Prompt:
Go through the records and extract every line with the word "Count".

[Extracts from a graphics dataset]

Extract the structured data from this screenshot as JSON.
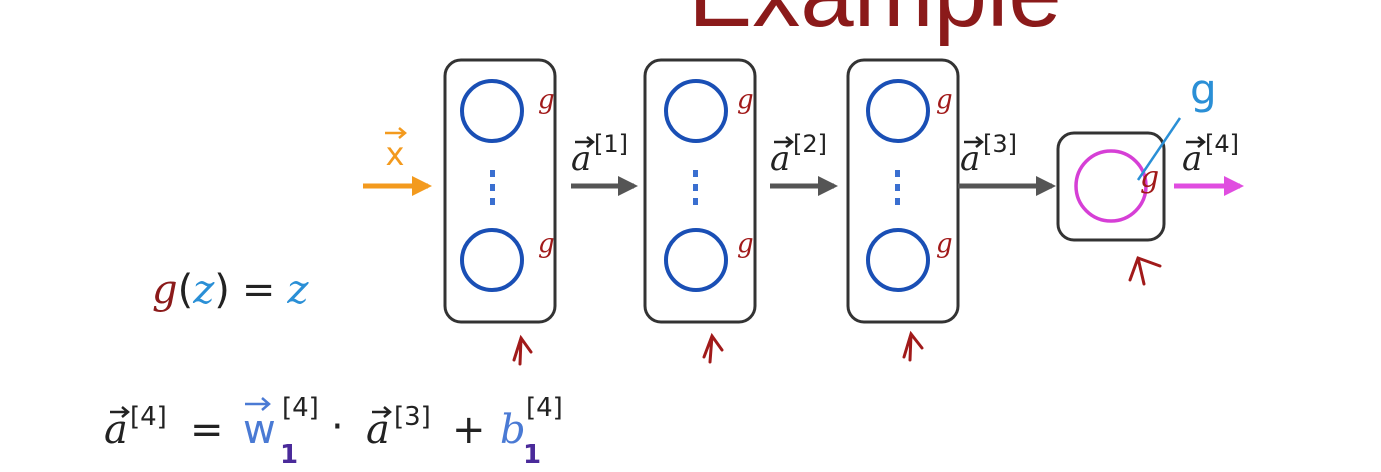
{
  "title_fragment": "Example",
  "input": {
    "symbol": "x"
  },
  "layers": [
    {
      "label": "a",
      "superscript": "[1]",
      "activation": "g"
    },
    {
      "label": "a",
      "superscript": "[2]",
      "activation": "g"
    },
    {
      "label": "a",
      "superscript": "[3]",
      "activation": "g"
    },
    {
      "label": "a",
      "superscript": "[4]",
      "activation": "g"
    }
  ],
  "annotation": {
    "g_note": "g"
  },
  "activation_equation": {
    "lhs_fn": "g",
    "lhs_arg": "z",
    "equals": "=",
    "rhs": "z"
  },
  "output_equation": {
    "lhs": "a",
    "lhs_sup": "[4]",
    "equals": "=",
    "w": "w",
    "w_sub": "1",
    "w_sup": "[4]",
    "dot": "·",
    "a": "a",
    "a_sup": "[3]",
    "plus": "+",
    "b": "b",
    "b_sub": "1",
    "b_sup": "[4]"
  },
  "colors": {
    "title": "#8b1a1a",
    "neuron": "#1a4fb5",
    "output_neuron": "#d63fd6",
    "input_arrow": "#f39a1e",
    "output_arrow": "#e04de0",
    "hidden_arrow": "#555555",
    "box_border": "#333333",
    "handwriting": "#a11a1a",
    "note_blue": "#2a8fd6",
    "eq_z": "#2a8fd6",
    "eq_w": "#4a7ad4",
    "eq_sub": "#4a2a9a"
  }
}
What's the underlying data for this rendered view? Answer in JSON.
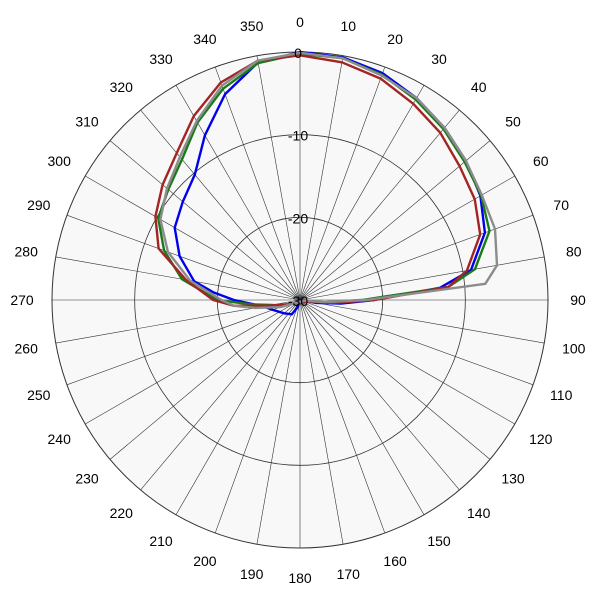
{
  "chart_data": {
    "type": "polar-line",
    "angle_labels": [
      "0",
      "10",
      "20",
      "30",
      "40",
      "50",
      "60",
      "70",
      "80",
      "90",
      "100",
      "110",
      "120",
      "130",
      "140",
      "150",
      "160",
      "170",
      "180",
      "190",
      "200",
      "210",
      "220",
      "230",
      "240",
      "250",
      "260",
      "270",
      "280",
      "290",
      "300",
      "310",
      "320",
      "330",
      "340",
      "350"
    ],
    "angle_direction": "clockwise",
    "zero_at": "top",
    "radial_range": [
      -30,
      0
    ],
    "radial_ticks": [
      {
        "value": 0,
        "label": "0"
      },
      {
        "value": -10,
        "label": "-10"
      },
      {
        "value": -20,
        "label": "-20"
      },
      {
        "value": -30,
        "label": "-30"
      }
    ],
    "outer_ring_value": 0,
    "grid": true,
    "series": [
      {
        "color": "#0000ee",
        "points": [
          [
            0,
            0
          ],
          [
            10,
            -0.2
          ],
          [
            20,
            -0.8
          ],
          [
            30,
            -1.8
          ],
          [
            40,
            -2.8
          ],
          [
            50,
            -3.8
          ],
          [
            60,
            -4.8
          ],
          [
            70,
            -6.2
          ],
          [
            80,
            -9.0
          ],
          [
            85,
            -13.0
          ],
          [
            90,
            -21.0
          ],
          [
            95,
            -25.0
          ],
          [
            100,
            -28.0
          ],
          [
            110,
            -30.0
          ],
          [
            200,
            -29.0
          ],
          [
            210,
            -28.0
          ],
          [
            230,
            -27.5
          ],
          [
            250,
            -26.5
          ],
          [
            260,
            -25.5
          ],
          [
            270,
            -22.0
          ],
          [
            275,
            -19.5
          ],
          [
            280,
            -17.0
          ],
          [
            290,
            -14.5
          ],
          [
            300,
            -12.5
          ],
          [
            310,
            -11.5
          ],
          [
            320,
            -10.2
          ],
          [
            330,
            -7.0
          ],
          [
            340,
            -3.5
          ],
          [
            350,
            -0.8
          ],
          [
            360,
            0
          ]
        ]
      },
      {
        "color": "#1a7a1a",
        "points": [
          [
            0,
            -0.2
          ],
          [
            10,
            -0.3
          ],
          [
            20,
            -1.0
          ],
          [
            30,
            -2.0
          ],
          [
            40,
            -3.0
          ],
          [
            50,
            -4.0
          ],
          [
            60,
            -4.7
          ],
          [
            70,
            -5.6
          ],
          [
            80,
            -8.5
          ],
          [
            85,
            -12.0
          ],
          [
            90,
            -22.5
          ],
          [
            95,
            -27.0
          ],
          [
            100,
            -29.5
          ],
          [
            250,
            -28.0
          ],
          [
            260,
            -26.5
          ],
          [
            265,
            -24.0
          ],
          [
            270,
            -20.0
          ],
          [
            280,
            -15.5
          ],
          [
            290,
            -12.5
          ],
          [
            300,
            -10.2
          ],
          [
            310,
            -9.2
          ],
          [
            320,
            -7.8
          ],
          [
            330,
            -5.2
          ],
          [
            340,
            -2.8
          ],
          [
            350,
            -0.9
          ],
          [
            360,
            -0.2
          ]
        ]
      },
      {
        "color": "#a32424",
        "points": [
          [
            0,
            -0.4
          ],
          [
            10,
            -0.8
          ],
          [
            20,
            -1.5
          ],
          [
            30,
            -2.6
          ],
          [
            40,
            -3.6
          ],
          [
            50,
            -4.8
          ],
          [
            60,
            -5.6
          ],
          [
            70,
            -6.8
          ],
          [
            80,
            -9.5
          ],
          [
            85,
            -12.0
          ],
          [
            90,
            -21.0
          ],
          [
            95,
            -26.0
          ],
          [
            100,
            -29.0
          ],
          [
            250,
            -28.5
          ],
          [
            260,
            -26.0
          ],
          [
            265,
            -22.0
          ],
          [
            270,
            -19.5
          ],
          [
            280,
            -16.0
          ],
          [
            290,
            -11.8
          ],
          [
            300,
            -9.8
          ],
          [
            310,
            -8.3
          ],
          [
            320,
            -6.8
          ],
          [
            330,
            -4.3
          ],
          [
            340,
            -2.0
          ],
          [
            350,
            -0.6
          ],
          [
            360,
            -0.4
          ]
        ]
      },
      {
        "color": "#8c8c8c",
        "points": [
          [
            0,
            -0.1
          ],
          [
            10,
            -0.3
          ],
          [
            20,
            -1.1
          ],
          [
            30,
            -1.8
          ],
          [
            40,
            -2.8
          ],
          [
            50,
            -3.8
          ],
          [
            60,
            -4.6
          ],
          [
            70,
            -4.9
          ],
          [
            80,
            -5.8
          ],
          [
            85,
            -7.5
          ],
          [
            90,
            -22.0
          ],
          [
            95,
            -27.0
          ],
          [
            100,
            -29.5
          ],
          [
            250,
            -27.5
          ],
          [
            260,
            -24.5
          ],
          [
            265,
            -22.0
          ],
          [
            270,
            -20.5
          ],
          [
            280,
            -16.5
          ],
          [
            290,
            -13.0
          ],
          [
            300,
            -10.5
          ],
          [
            310,
            -9.0
          ],
          [
            320,
            -7.4
          ],
          [
            330,
            -5.0
          ],
          [
            340,
            -2.4
          ],
          [
            350,
            -0.6
          ],
          [
            360,
            -0.1
          ]
        ]
      }
    ]
  }
}
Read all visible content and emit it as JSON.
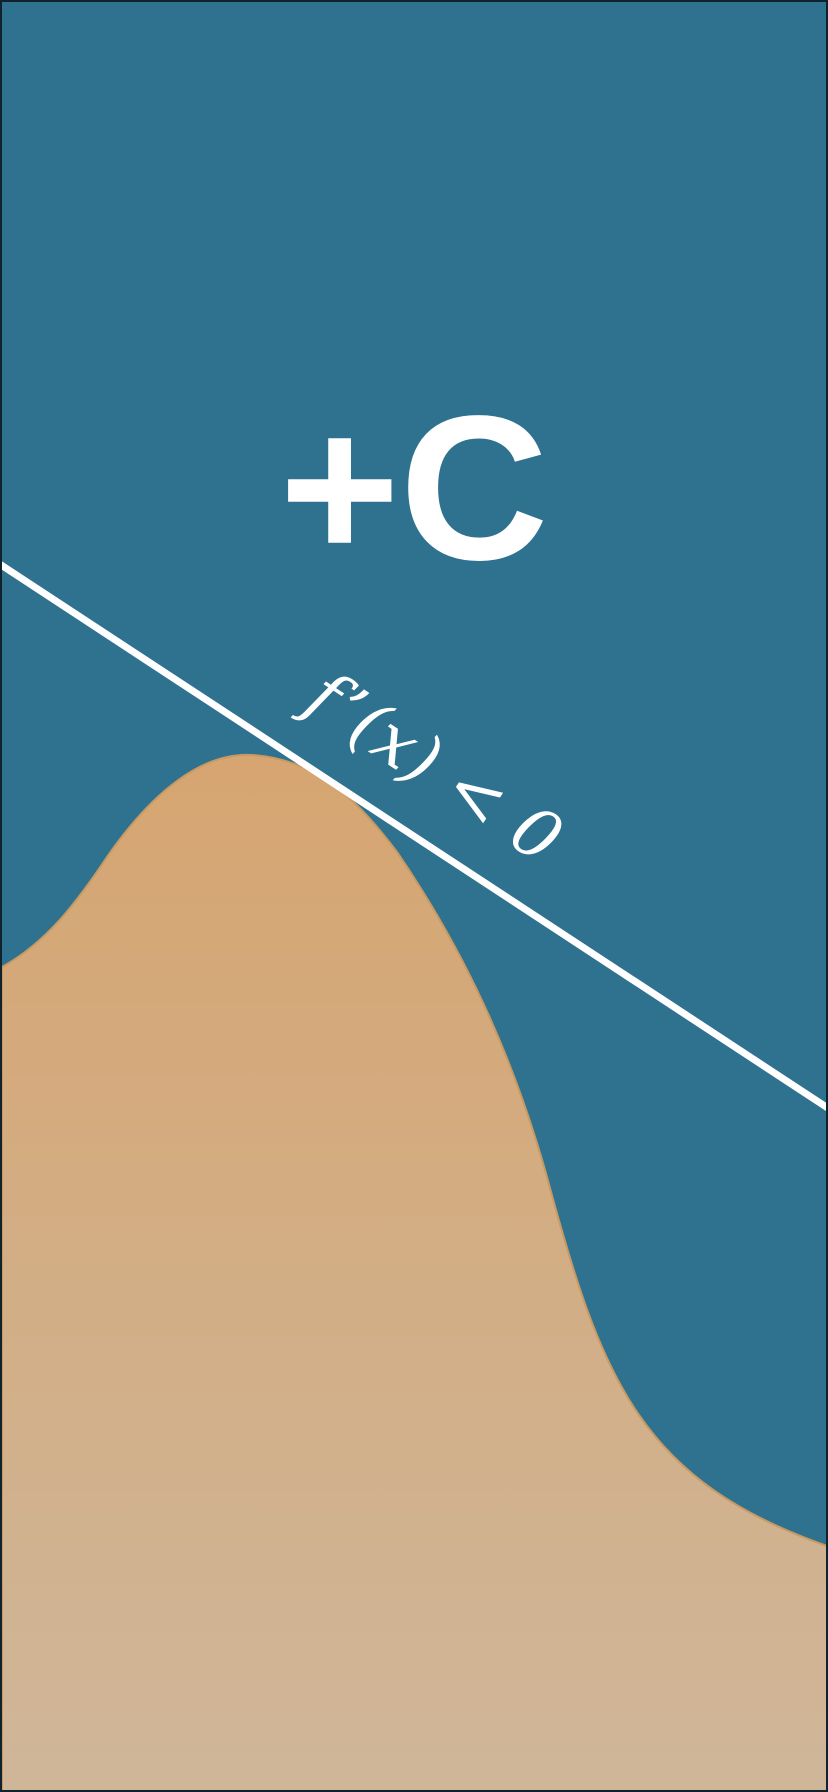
{
  "title": "+C",
  "formula": "f’(x) < 0",
  "colors": {
    "background": "#2e7290",
    "hill_top": "#d6a571",
    "hill_bottom": "#cfb699",
    "line": "#ffffff",
    "text": "#ffffff",
    "frame": "#10232c"
  }
}
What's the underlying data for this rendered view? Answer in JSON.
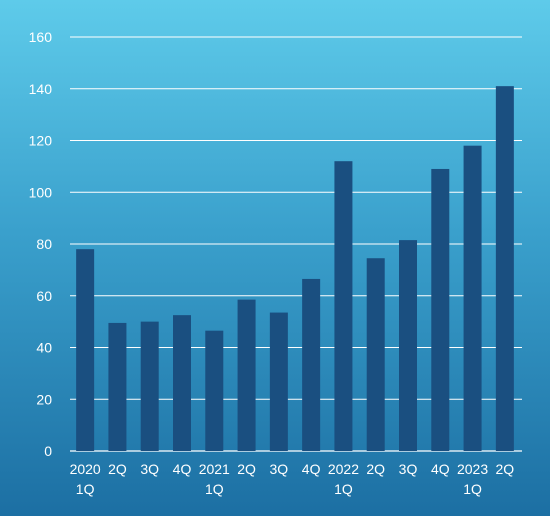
{
  "chart_data": {
    "type": "bar",
    "categories": [
      [
        "2020",
        "1Q"
      ],
      [
        "2Q"
      ],
      [
        "3Q"
      ],
      [
        "4Q"
      ],
      [
        "2021",
        "1Q"
      ],
      [
        "2Q"
      ],
      [
        "3Q"
      ],
      [
        "4Q"
      ],
      [
        "2022",
        "1Q"
      ],
      [
        "2Q"
      ],
      [
        "3Q"
      ],
      [
        "4Q"
      ],
      [
        "2023",
        "1Q"
      ],
      [
        "2Q"
      ]
    ],
    "values": [
      78,
      49.5,
      50,
      52.5,
      46.5,
      58.5,
      53.5,
      66.5,
      112,
      74.5,
      81.5,
      109,
      118,
      141
    ],
    "ylim": [
      0,
      160
    ],
    "yticks": [
      0,
      20,
      40,
      60,
      80,
      100,
      120,
      140,
      160
    ],
    "grid": true,
    "colors": {
      "bar": "#1a4f80",
      "grid": "#ffffff",
      "text": "#ffffff"
    }
  }
}
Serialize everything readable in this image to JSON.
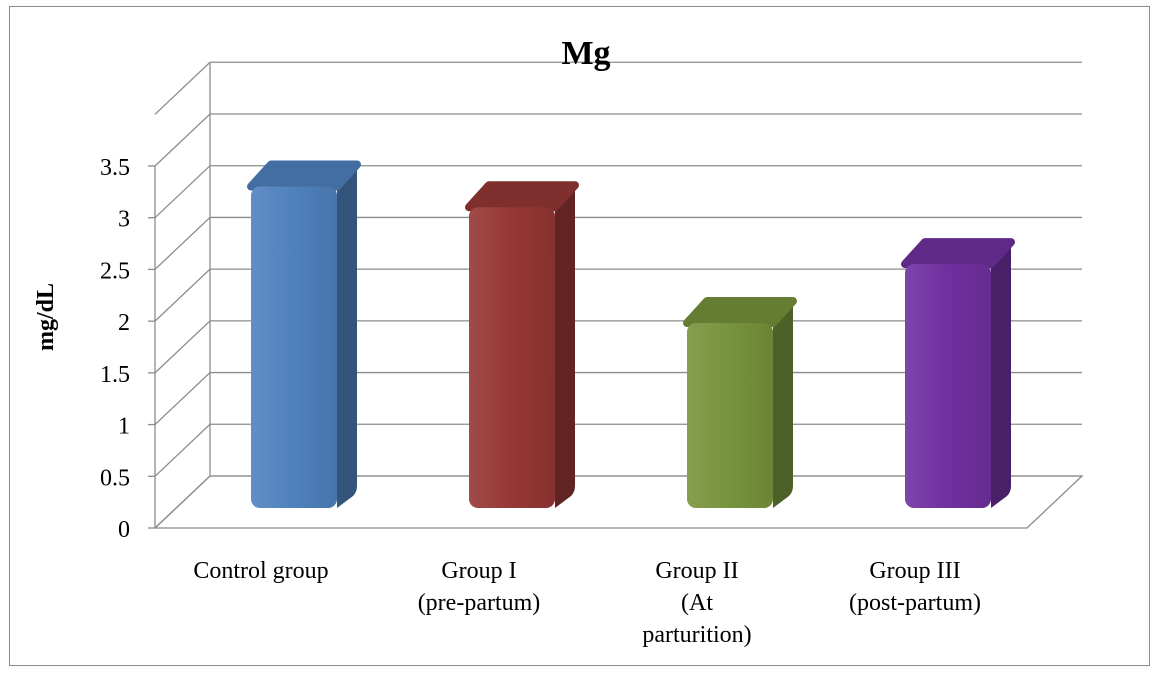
{
  "chart_data": {
    "type": "bar",
    "title": "Mg",
    "xlabel": "",
    "ylabel": "mg/dL",
    "categories": [
      [
        "Control group"
      ],
      [
        "Group I",
        "(pre-partum)"
      ],
      [
        "Group II",
        "(At",
        "parturition)"
      ],
      [
        "Group III",
        "(post-partum)"
      ]
    ],
    "series": [
      {
        "values": [
          3.35,
          3.15,
          2.03,
          2.6
        ]
      }
    ],
    "colors": [
      "#4f81bd",
      "#953735",
      "#77933c",
      "#7030a0"
    ],
    "ylim": [
      0,
      3.5
    ],
    "ytick_step": 0.5,
    "yticks": [
      "0",
      "0.5",
      "1",
      "1.5",
      "2",
      "2.5",
      "3",
      "3.5"
    ],
    "grid": true,
    "legend": "none",
    "style": "3d-column"
  }
}
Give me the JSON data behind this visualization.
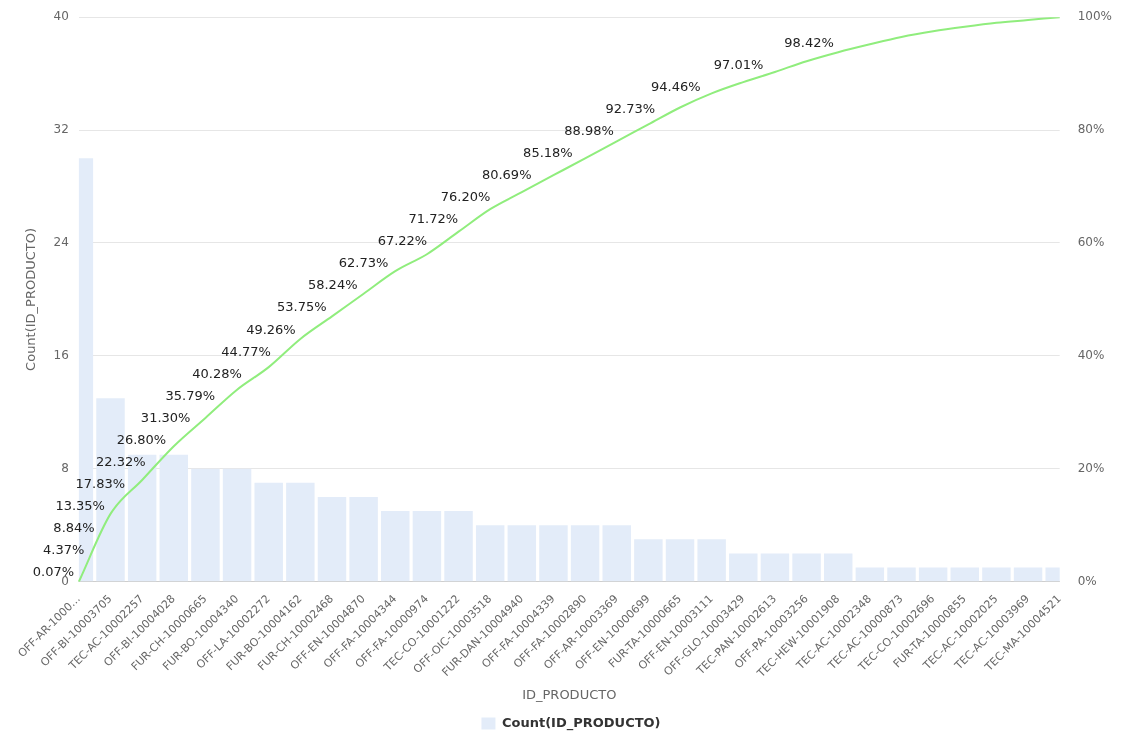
{
  "chart_data": {
    "type": "bar",
    "xlabel": "ID_PRODUCTO",
    "ylabel": "Count(ID_PRODUCTO)",
    "categories": [
      "OFF-AR-1000…",
      "OFF-BI-10003705",
      "TEC-AC-10002257",
      "OFF-BI-10004028",
      "FUR-CH-10000665",
      "FUR-BO-10004340",
      "OFF-LA-10002272",
      "FUR-BO-10004162",
      "FUR-CH-10002468",
      "OFF-EN-10004870",
      "OFF-FA-10004344",
      "OFF-FA-10000974",
      "TEC-CO-10001222",
      "OFF-OIC-10003518",
      "FUR-DAN-10004940",
      "OFF-FA-10004339",
      "OFF-FA-10002890",
      "OFF-AR-10003369",
      "OFF-EN-10000699",
      "FUR-TA-10000665",
      "OFF-EN-10003111",
      "OFF-GLO-10003429",
      "TEC-PAN-10002613",
      "OFF-PA-10003256",
      "TEC-HEW-10001908",
      "TEC-AC-10002348",
      "TEC-AC-10000873",
      "TEC-CO-10002696",
      "FUR-TA-10000855",
      "TEC-AC-10002025",
      "TEC-AC-10003969",
      "TEC-MA-10004521"
    ],
    "series": [
      {
        "name": "Count(ID_PRODUCTO)",
        "color": "#e3ecf9",
        "values": [
          30,
          13,
          9,
          9,
          8,
          8,
          7,
          7,
          6,
          6,
          5,
          5,
          5,
          4,
          4,
          4,
          4,
          4,
          3,
          3,
          3,
          2,
          2,
          2,
          2,
          1,
          1,
          1,
          1,
          1,
          1,
          1
        ]
      },
      {
        "type": "line",
        "axis": "y2",
        "color": "#90ed7d",
        "values": [
          0,
          12,
          18,
          24,
          29,
          34,
          38,
          43,
          47,
          51,
          55,
          58,
          62,
          66,
          69,
          72,
          75,
          78,
          81,
          84,
          86.5,
          88.5,
          90.3,
          92.2,
          93.8,
          95.2,
          96.5,
          97.5,
          98.3,
          99,
          99.5,
          100
        ]
      }
    ],
    "ylim": [
      0,
      40
    ],
    "yticks": [
      0,
      8,
      16,
      24,
      32,
      40
    ],
    "y2lim": [
      0,
      100
    ],
    "y2ticks": [
      {
        "value": 0,
        "label": "0%"
      },
      {
        "value": 20,
        "label": "20%"
      },
      {
        "value": 40,
        "label": "40%"
      },
      {
        "value": 60,
        "label": "60%"
      },
      {
        "value": 80,
        "label": "80%"
      },
      {
        "value": 100,
        "label": "100%"
      }
    ],
    "annotations": [
      "0.07%",
      "4.37%",
      "8.84%",
      "13.35%",
      "17.83%",
      "22.32%",
      "26.80%",
      "31.30%",
      "35.79%",
      "40.28%",
      "44.77%",
      "49.26%",
      "53.75%",
      "58.24%",
      "62.73%",
      "67.22%",
      "71.72%",
      "76.20%",
      "80.69%",
      "85.18%",
      "88.98%",
      "92.73%",
      "94.46%",
      "97.01%",
      "98.42%"
    ],
    "grid": "y",
    "legend": "bottom",
    "marker": "none",
    "line_style": "solid"
  }
}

Answer for this exercise:
    "ylabel": "Count(ID_PRODUCTO)",
        "name": "Count(ID_PRODUCTO)",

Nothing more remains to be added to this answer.